**What the task requires**
Please copy every line of the records below that holds the word "this".

Dataset items:
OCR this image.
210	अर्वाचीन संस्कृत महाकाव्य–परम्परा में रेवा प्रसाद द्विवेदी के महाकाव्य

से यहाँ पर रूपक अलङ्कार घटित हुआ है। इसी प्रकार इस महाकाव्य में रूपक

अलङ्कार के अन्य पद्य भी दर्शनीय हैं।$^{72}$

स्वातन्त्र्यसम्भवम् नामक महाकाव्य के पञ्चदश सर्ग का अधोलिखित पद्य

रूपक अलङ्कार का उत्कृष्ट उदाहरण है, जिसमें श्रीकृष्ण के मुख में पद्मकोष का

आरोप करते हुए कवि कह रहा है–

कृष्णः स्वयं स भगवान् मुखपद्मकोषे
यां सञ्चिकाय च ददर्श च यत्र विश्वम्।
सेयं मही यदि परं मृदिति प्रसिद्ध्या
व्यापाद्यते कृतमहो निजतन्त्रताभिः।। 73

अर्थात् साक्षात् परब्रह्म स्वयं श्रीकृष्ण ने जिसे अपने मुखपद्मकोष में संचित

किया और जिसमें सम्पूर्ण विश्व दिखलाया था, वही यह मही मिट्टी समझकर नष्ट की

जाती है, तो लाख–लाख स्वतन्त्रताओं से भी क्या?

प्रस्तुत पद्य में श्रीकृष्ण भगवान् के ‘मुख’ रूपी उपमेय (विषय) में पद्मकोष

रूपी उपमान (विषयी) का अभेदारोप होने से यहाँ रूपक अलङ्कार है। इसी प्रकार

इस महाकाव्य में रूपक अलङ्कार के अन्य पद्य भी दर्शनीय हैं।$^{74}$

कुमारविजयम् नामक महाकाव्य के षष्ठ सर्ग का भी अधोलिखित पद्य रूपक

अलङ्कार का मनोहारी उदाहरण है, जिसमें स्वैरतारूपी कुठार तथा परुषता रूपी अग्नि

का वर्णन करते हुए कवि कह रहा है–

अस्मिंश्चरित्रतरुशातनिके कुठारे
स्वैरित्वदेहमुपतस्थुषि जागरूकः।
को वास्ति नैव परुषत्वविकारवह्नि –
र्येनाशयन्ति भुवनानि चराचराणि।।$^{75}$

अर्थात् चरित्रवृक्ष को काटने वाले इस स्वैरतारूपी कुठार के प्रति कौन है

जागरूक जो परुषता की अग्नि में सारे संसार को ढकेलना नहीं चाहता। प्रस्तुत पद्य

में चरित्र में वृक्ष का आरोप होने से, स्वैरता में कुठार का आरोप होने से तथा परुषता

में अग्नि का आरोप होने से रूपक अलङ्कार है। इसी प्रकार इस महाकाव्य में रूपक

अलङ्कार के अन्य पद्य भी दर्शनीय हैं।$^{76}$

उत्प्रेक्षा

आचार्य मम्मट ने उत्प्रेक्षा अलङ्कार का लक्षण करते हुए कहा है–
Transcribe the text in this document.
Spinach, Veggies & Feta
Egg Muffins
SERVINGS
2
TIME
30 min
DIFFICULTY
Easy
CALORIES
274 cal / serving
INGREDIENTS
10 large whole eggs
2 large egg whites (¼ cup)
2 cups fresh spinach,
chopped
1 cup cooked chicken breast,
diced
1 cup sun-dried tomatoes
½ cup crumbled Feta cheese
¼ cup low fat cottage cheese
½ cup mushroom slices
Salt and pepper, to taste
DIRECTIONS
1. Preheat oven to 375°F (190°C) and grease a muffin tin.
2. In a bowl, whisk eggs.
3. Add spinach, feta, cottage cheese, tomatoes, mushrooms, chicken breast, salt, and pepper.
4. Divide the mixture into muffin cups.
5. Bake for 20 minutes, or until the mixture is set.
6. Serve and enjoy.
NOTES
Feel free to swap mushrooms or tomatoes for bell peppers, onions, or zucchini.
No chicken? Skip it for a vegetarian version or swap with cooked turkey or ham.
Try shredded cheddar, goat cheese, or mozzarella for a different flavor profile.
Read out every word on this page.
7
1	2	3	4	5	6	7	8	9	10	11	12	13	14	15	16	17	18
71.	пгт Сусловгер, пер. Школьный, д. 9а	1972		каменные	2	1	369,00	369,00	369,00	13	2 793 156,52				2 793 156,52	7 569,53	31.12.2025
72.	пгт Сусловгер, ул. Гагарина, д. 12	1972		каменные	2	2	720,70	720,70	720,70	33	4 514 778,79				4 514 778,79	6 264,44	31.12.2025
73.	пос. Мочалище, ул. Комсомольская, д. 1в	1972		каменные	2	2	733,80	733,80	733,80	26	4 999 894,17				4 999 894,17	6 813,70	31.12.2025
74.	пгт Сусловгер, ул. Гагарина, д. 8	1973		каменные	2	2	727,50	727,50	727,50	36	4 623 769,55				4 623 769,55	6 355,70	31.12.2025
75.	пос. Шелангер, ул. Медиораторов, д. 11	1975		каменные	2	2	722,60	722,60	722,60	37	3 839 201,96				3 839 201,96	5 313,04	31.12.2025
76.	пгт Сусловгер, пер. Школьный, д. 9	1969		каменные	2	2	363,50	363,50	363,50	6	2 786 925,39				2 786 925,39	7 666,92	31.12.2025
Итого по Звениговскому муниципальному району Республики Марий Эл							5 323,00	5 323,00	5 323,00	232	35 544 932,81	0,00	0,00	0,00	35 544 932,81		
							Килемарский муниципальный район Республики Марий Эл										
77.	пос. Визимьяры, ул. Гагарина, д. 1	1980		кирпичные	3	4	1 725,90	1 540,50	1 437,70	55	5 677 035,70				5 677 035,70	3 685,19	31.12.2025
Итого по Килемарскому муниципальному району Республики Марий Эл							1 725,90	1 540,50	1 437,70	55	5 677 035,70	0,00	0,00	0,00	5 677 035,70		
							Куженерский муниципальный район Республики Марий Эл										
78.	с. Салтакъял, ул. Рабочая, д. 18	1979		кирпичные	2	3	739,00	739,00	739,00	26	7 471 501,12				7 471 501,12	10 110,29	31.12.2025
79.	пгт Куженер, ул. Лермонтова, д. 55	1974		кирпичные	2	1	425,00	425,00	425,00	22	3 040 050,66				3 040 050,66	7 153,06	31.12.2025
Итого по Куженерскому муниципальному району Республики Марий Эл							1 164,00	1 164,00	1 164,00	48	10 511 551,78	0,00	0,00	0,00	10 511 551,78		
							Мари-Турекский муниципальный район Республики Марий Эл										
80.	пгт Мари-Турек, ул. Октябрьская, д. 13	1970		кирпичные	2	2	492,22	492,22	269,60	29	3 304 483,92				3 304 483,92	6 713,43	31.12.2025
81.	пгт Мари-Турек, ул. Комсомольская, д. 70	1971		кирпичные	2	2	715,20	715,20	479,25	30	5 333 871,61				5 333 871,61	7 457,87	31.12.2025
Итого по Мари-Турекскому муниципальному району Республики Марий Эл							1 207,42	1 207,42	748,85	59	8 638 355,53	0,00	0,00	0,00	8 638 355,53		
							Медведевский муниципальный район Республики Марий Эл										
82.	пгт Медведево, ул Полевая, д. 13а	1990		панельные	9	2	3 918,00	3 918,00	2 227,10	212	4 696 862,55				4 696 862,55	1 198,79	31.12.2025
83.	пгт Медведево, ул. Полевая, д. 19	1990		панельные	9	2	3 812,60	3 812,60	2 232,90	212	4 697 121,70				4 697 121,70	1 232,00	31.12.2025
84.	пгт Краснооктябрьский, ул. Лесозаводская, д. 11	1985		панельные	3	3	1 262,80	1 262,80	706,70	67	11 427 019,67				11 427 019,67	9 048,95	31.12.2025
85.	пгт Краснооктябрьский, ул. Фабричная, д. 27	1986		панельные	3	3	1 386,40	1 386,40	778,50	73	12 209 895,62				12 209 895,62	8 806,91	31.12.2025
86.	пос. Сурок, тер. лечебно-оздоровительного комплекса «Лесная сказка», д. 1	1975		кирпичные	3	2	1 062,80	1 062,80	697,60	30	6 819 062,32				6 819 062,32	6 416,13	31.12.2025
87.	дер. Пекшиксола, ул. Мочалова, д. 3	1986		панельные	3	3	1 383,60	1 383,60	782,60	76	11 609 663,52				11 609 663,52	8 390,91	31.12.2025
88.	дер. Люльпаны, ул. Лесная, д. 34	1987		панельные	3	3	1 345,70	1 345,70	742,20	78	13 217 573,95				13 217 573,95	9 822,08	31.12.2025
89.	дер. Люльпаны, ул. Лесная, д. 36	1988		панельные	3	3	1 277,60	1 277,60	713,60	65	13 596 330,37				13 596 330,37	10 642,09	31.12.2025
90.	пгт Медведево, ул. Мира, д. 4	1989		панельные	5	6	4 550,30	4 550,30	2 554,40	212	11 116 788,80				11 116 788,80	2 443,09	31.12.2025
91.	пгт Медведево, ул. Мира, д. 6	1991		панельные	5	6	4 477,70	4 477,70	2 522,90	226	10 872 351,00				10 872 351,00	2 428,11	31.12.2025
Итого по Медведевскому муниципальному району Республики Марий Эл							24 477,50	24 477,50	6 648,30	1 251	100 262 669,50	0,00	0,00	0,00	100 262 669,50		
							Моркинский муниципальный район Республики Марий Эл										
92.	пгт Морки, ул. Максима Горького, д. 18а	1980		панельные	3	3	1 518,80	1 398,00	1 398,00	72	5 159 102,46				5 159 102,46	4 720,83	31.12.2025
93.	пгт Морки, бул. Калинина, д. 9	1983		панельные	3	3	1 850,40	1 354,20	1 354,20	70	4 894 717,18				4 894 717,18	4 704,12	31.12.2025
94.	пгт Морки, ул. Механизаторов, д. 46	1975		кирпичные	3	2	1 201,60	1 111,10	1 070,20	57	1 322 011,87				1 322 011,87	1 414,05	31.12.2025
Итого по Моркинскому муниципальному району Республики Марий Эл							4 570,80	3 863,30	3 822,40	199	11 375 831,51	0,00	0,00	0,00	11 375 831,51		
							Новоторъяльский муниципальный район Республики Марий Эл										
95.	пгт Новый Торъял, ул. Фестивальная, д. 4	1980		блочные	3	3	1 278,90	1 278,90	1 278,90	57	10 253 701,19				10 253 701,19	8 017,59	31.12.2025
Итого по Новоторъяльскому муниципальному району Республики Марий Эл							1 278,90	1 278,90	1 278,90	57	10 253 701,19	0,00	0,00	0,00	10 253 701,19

**Complete output**
OCR this image.
Transcribe the text in this document.
Read out every word on this page.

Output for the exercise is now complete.